=== Dataset items ===
◇ ◇ ◇ ◇ ◇

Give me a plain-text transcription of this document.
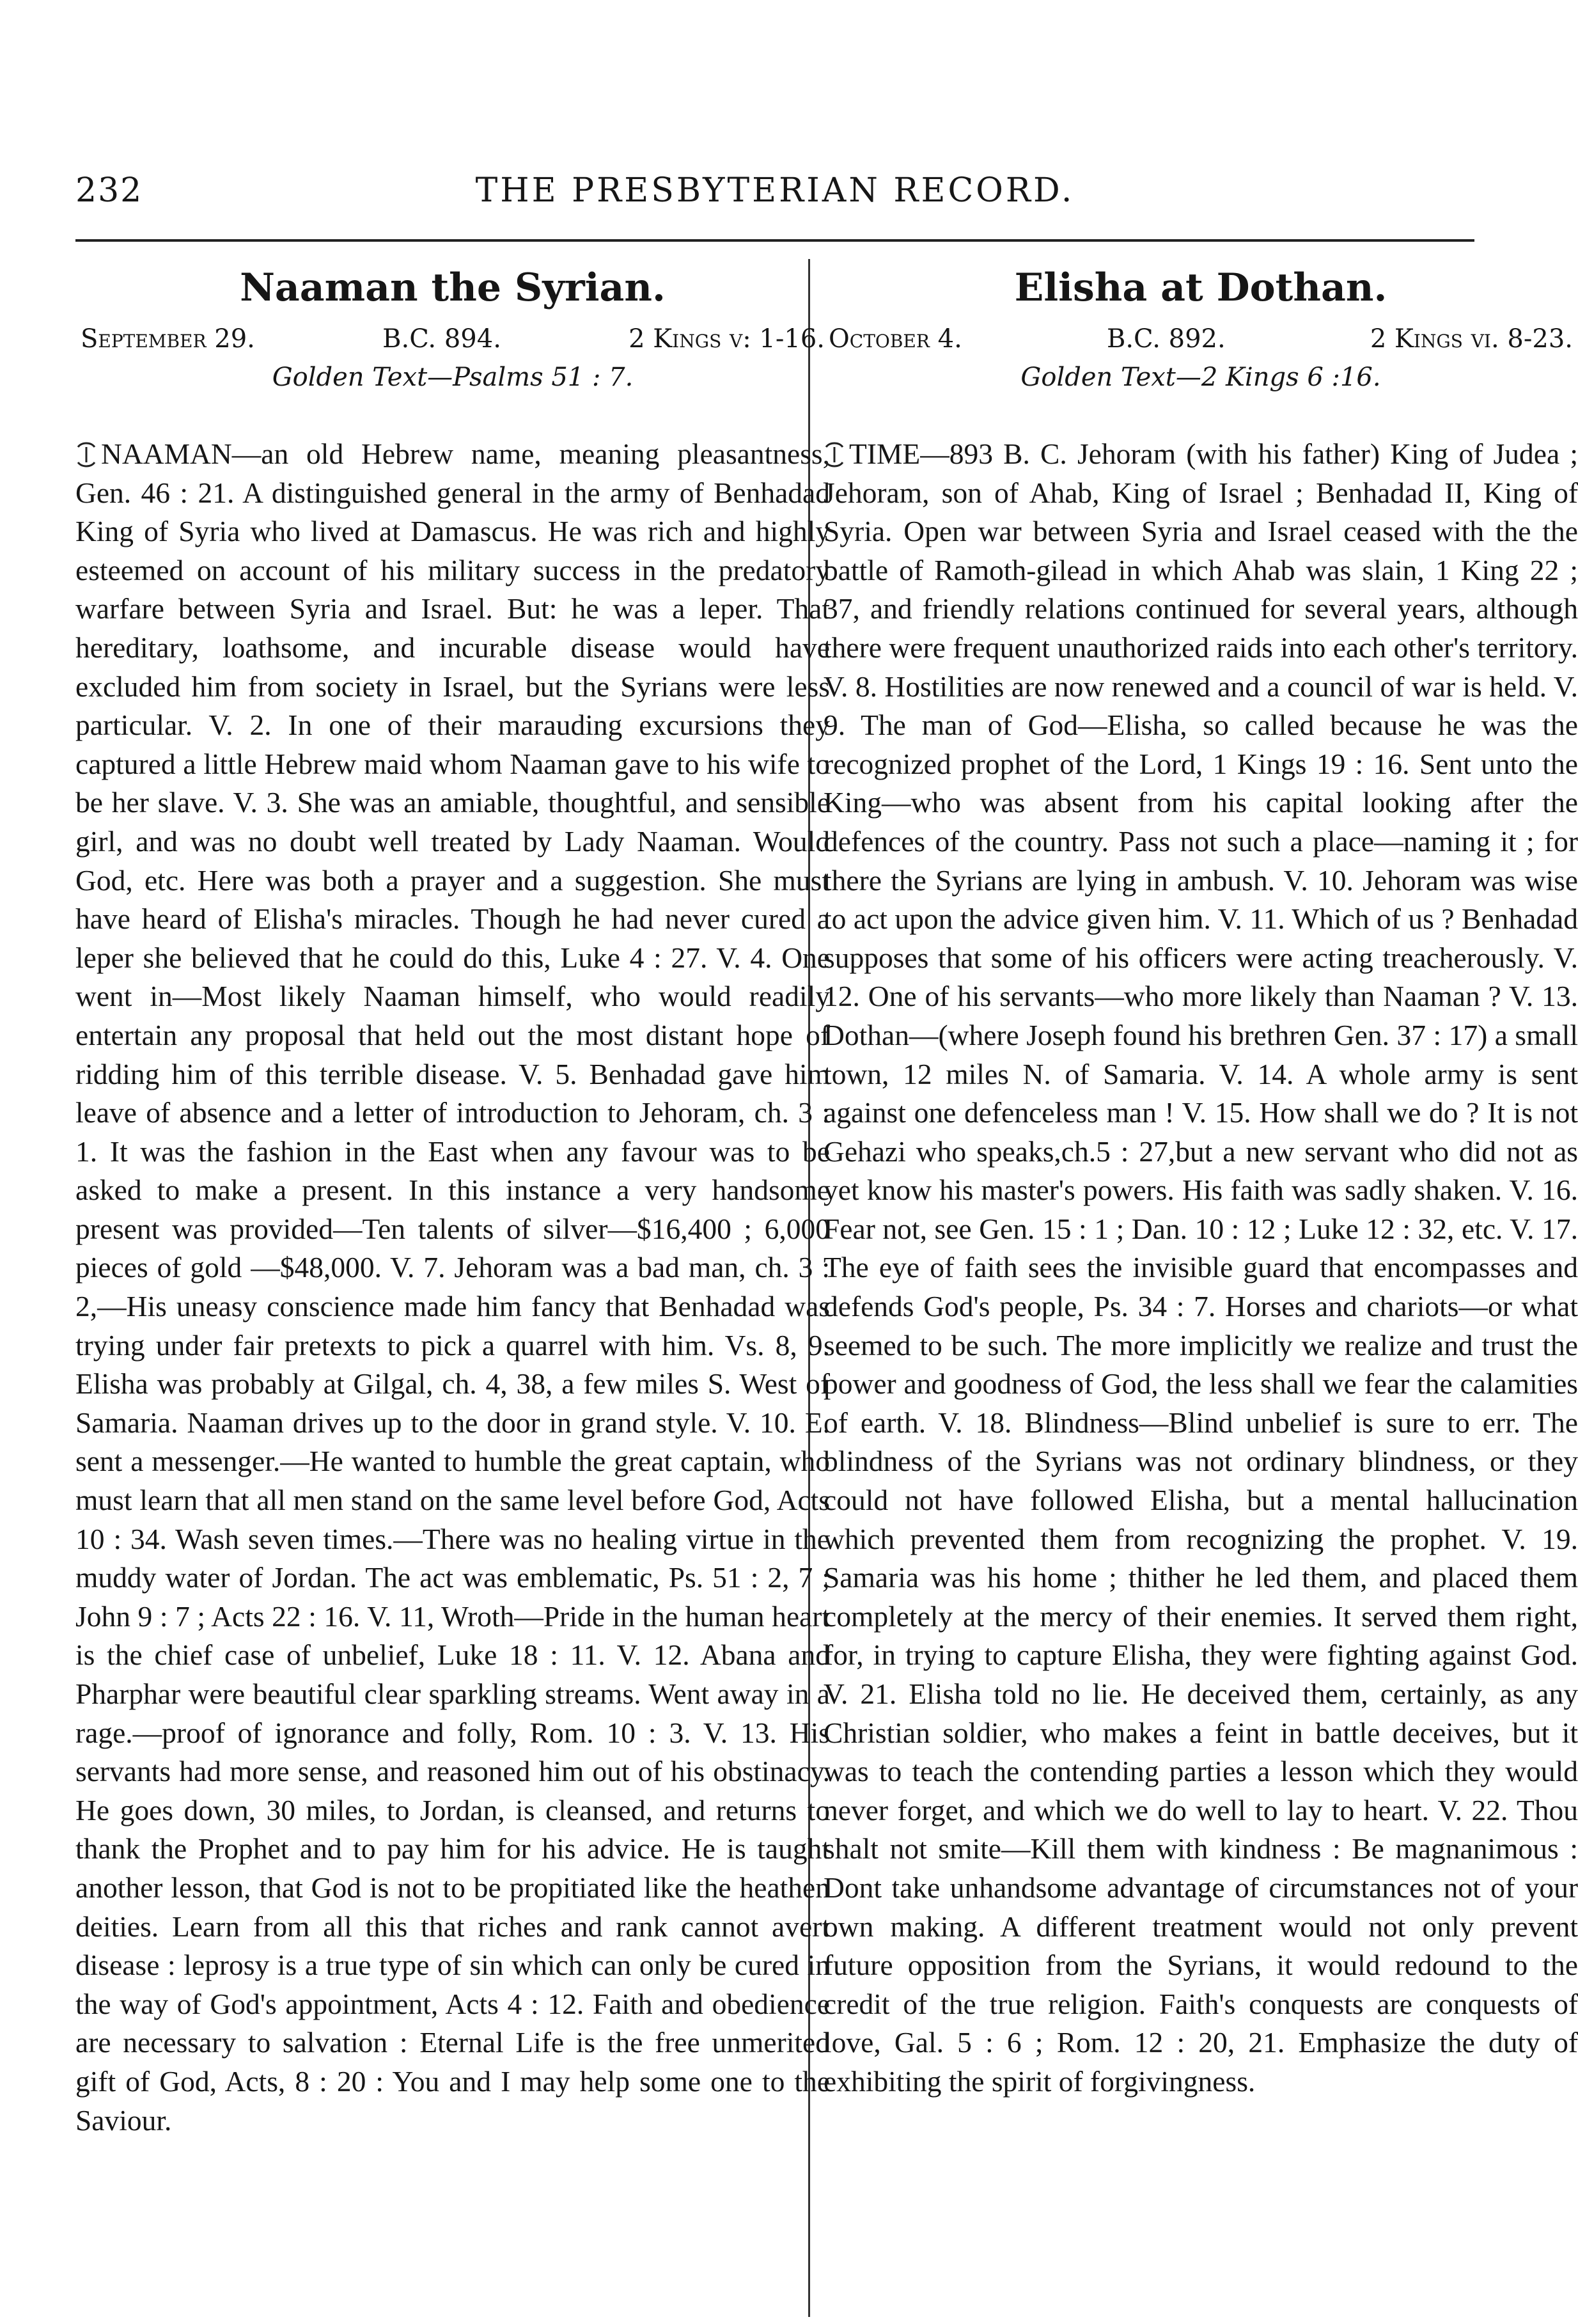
232	THE PRESBYTERIAN RECORD.
Naaman the Syrian.
September 29.	B.C. 894.	2 Kings v: 1-16.
Golden Text—Psalms 51 : 7.

NAAMAN—an old Hebrew name, meaning pleasantness, Gen. 46 : 21. A distinguished general in the army of Benhadad King of Syria who lived at Damascus. He was rich and highly esteemed on account of his military success in the predatory warfare between Syria and Israel. But: he was a leper. That hereditary, loathsome, and incurable disease would have excluded him from society in Israel, but the Syrians were less particular. V. 2. In one of their marauding excursions they captured a little Hebrew maid whom Naaman gave to his wife to be her slave. V. 3. She was an amiable, thoughtful, and sensible girl, and was no doubt well treated by Lady Naaman. Would God, etc. Here was both a prayer and a suggestion. She must have heard of Elisha's miracles. Though he had never cured a leper she believed that he could do this, Luke 4 : 27. V. 4. One went in—Most likely Naaman himself, who would readily entertain any proposal that held out the most distant hope of ridding him of this terrible disease. V. 5. Benhadad gave him leave of absence and a letter of introduction to Jehoram, ch. 3 : 1. It was the fashion in the East when any favour was to be asked to make a present. In this instance a very handsome present was provided—Ten talents of silver—$16,400 ; 6,000 pieces of gold —$48,000. V. 7. Jehoram was a bad man, ch. 3 : 2,—His uneasy conscience made him fancy that Benhadad was trying under fair pretexts to pick a quarrel with him. Vs. 8, 9. Elisha was probably at Gilgal, ch. 4, 38, a few miles S. West of Samaria. Naaman drives up to the door in grand style. V. 10. E. sent a messenger.—He wanted to humble the great captain, who must learn that all men stand on the same level before God, Acts 10 : 34. Wash seven times.—There was no healing virtue in the muddy water of Jordan. The act was emblematic, Ps. 51 : 2, 7 ; John 9 : 7 ; Acts 22 : 16. V. 11, Wroth—Pride in the human heart is the chief case of unbelief, Luke 18 : 11. V. 12. Abana and Pharphar were beautiful clear sparkling streams. Went away in a rage.—proof of ignorance and folly, Rom. 10 : 3. V. 13. His servants had more sense, and reasoned him out of his obstinacy. He goes down, 30 miles, to Jordan, is cleansed, and returns to thank the Prophet and to pay him for his advice. He is taught another lesson, that God is not to be propitiated like the heathen deities. Learn from all this that riches and rank cannot avert disease : leprosy is a true type of sin which can only be cured in the way of God's appointment, Acts 4 : 12. Faith and obedience are necessary to salvation : Eternal Life is the free unmerited gift of God, Acts, 8 : 20 : You and I may help some one to the Saviour.

Elisha at Dothan.
October 4.	B.C. 892.	2 Kings vi. 8-23.
Golden Text—2 Kings 6 :16.

TIME—893 B. C. Jehoram (with his father) King of Judea ; Jehoram, son of Ahab, King of Israel ; Benhadad II, King of Syria. Open war between Syria and Israel ceased with the the battle of Ramoth-gilead in which Ahab was slain, 1 King 22 ; 37, and friendly relations continued for several years, although there were frequent unauthorized raids into each other's territory. V. 8. Hostilities are now renewed and a council of war is held. V. 9. The man of God—Elisha, so called because he was the recognized prophet of the Lord, 1 Kings 19 : 16. Sent unto the King—who was absent from his capital looking after the defences of the country. Pass not such a place—naming it ; for there the Syrians are lying in ambush. V. 10. Jehoram was wise to act upon the advice given him. V. 11. Which of us ? Benhadad supposes that some of his officers were acting treacherously. V. 12. One of his servants—who more likely than Naaman ? V. 13. Dothan—(where Joseph found his brethren Gen. 37 : 17) a small town, 12 miles N. of Samaria. V. 14. A whole army is sent against one defenceless man ! V. 15. How shall we do ? It is not Gehazi who speaks,ch.5 : 27,but a new servant who did not as yet know his master's powers. His faith was sadly shaken. V. 16. Fear not, see Gen. 15 : 1 ; Dan. 10 : 12 ; Luke 12 : 32, etc. V. 17. The eye of faith sees the invisible guard that encompasses and defends God's people, Ps. 34 : 7. Horses and chariots—or what seemed to be such. The more implicitly we realize and trust the power and goodness of God, the less shall we fear the calamities of earth. V. 18. Blindness—Blind unbelief is sure to err. The blindness of the Syrians was not ordinary blindness, or they could not have followed Elisha, but a mental hallucination which prevented them from recognizing the prophet. V. 19. Samaria was his home ; thither he led them, and placed them completely at the mercy of their enemies. It served them right, for, in trying to capture Elisha, they were fighting against God. V. 21. Elisha told no lie. He deceived them, certainly, as any Christian soldier, who makes a feint in battle deceives, but it was to teach the contending parties a lesson which they would never forget, and which we do well to lay to heart. V. 22. Thou shalt not smite—Kill them with kindness : Be magnanimous : Dont take unhandsome advantage of circumstances not of your own making. A different treatment would not only prevent future opposition from the Syrians, it would redound to the credit of the true religion. Faith's conquests are conquests of love, Gal. 5 : 6 ; Rom. 12 : 20, 21. Emphasize the duty of exhibiting the spirit of forgivingness.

◇ ◇ ◇ ◇ ◇

=== PROBLEM DESCRIPTION ===
All the records need to be repeated exactly, with the images dropped.

=== SOLUTION FOR THIS PROBLEM ===
Give me a plain-text transcription of this document.
232	THE PRESBYTERIAN RECORD.
Naaman the Syrian.
September 29.	B.C. 894.	2 Kings v: 1-16.
Golden Text—Psalms 51 : 7.

NAAMAN—an old Hebrew name, meaning pleasantness, Gen. 46 : 21. A distinguished general in the army of Benhadad King of Syria who lived at Damascus. He was rich and highly esteemed on account of his military success in the predatory warfare between Syria and Israel. But: he was a leper. That hereditary, loathsome, and incurable disease would have excluded him from society in Israel, but the Syrians were less particular. V. 2. In one of their marauding excursions they captured a little Hebrew maid whom Naaman gave to his wife to be her slave. V. 3. She was an amiable, thoughtful, and sensible girl, and was no doubt well treated by Lady Naaman. Would God, etc. Here was both a prayer and a suggestion. She must have heard of Elisha's miracles. Though he had never cured a leper she believed that he could do this, Luke 4 : 27. V. 4. One went in—Most likely Naaman himself, who would readily entertain any proposal that held out the most distant hope of ridding him of this terrible disease. V. 5. Benhadad gave him leave of absence and a letter of introduction to Jehoram, ch. 3 : 1. It was the fashion in the East when any favour was to be asked to make a present. In this instance a very handsome present was provided—Ten talents of silver—$16,400 ; 6,000 pieces of gold —$48,000. V. 7. Jehoram was a bad man, ch. 3 : 2,—His uneasy conscience made him fancy that Benhadad was trying under fair pretexts to pick a quarrel with him. Vs. 8, 9. Elisha was probably at Gilgal, ch. 4, 38, a few miles S. West of Samaria. Naaman drives up to the door in grand style. V. 10. E. sent a messenger.—He wanted to humble the great captain, who must learn that all men stand on the same level before God, Acts 10 : 34. Wash seven times.—There was no healing virtue in the muddy water of Jordan. The act was emblematic, Ps. 51 : 2, 7 ; John 9 : 7 ; Acts 22 : 16. V. 11, Wroth—Pride in the human heart is the chief case of unbelief, Luke 18 : 11. V. 12. Abana and Pharphar were beautiful clear sparkling streams. Went away in a rage.—proof of ignorance and folly, Rom. 10 : 3. V. 13. His servants had more sense, and reasoned him out of his obstinacy. He goes down, 30 miles, to Jordan, is cleansed, and returns to thank the Prophet and to pay him for his advice. He is taught another lesson, that God is not to be propitiated like the heathen deities. Learn from all this that riches and rank cannot avert disease : leprosy is a true type of sin which can only be cured in the way of God's appointment, Acts 4 : 12. Faith and obedience are necessary to salvation : Eternal Life is the free unmerited gift of God, Acts, 8 : 20 : You and I may help some one to the Saviour.

Elisha at Dothan.
October 4.	B.C. 892.	2 Kings vi. 8-23.
Golden Text—2 Kings 6 :16.

TIME—893 B. C. Jehoram (with his father) King of Judea ; Jehoram, son of Ahab, King of Israel ; Benhadad II, King of Syria. Open war between Syria and Israel ceased with the the battle of Ramoth-gilead in which Ahab was slain, 1 King 22 ; 37, and friendly relations continued for several years, although there were frequent unauthorized raids into each other's territory. V. 8. Hostilities are now renewed and a council of war is held. V. 9. The man of God—Elisha, so called because he was the recognized prophet of the Lord, 1 Kings 19 : 16. Sent unto the King—who was absent from his capital looking after the defences of the country. Pass not such a place—naming it ; for there the Syrians are lying in ambush. V. 10. Jehoram was wise to act upon the advice given him. V. 11. Which of us ? Benhadad supposes that some of his officers were acting treacherously. V. 12. One of his servants—who more likely than Naaman ? V. 13. Dothan—(where Joseph found his brethren Gen. 37 : 17) a small town, 12 miles N. of Samaria. V. 14. A whole army is sent against one defenceless man ! V. 15. How shall we do ? It is not Gehazi who speaks,ch.5 : 27,but a new servant who did not as yet know his master's powers. His faith was sadly shaken. V. 16. Fear not, see Gen. 15 : 1 ; Dan. 10 : 12 ; Luke 12 : 32, etc. V. 17. The eye of faith sees the invisible guard that encompasses and defends God's people, Ps. 34 : 7. Horses and chariots—or what seemed to be such. The more implicitly we realize and trust the power and goodness of God, the less shall we fear the calamities of earth. V. 18. Blindness—Blind unbelief is sure to err. The blindness of the Syrians was not ordinary blindness, or they could not have followed Elisha, but a mental hallucination which prevented them from recognizing the prophet. V. 19. Samaria was his home ; thither he led them, and placed them completely at the mercy of their enemies. It served them right, for, in trying to capture Elisha, they were fighting against God. V. 21. Elisha told no lie. He deceived them, certainly, as any Christian soldier, who makes a feint in battle deceives, but it was to teach the contending parties a lesson which they would never forget, and which we do well to lay to heart. V. 22. Thou shalt not smite—Kill them with kindness : Be magnanimous : Dont take unhandsome advantage of circumstances not of your own making. A different treatment would not only prevent future opposition from the Syrians, it would redound to the credit of the true religion. Faith's conquests are conquests of love, Gal. 5 : 6 ; Rom. 12 : 20, 21. Emphasize the duty of exhibiting the spirit of forgivingness.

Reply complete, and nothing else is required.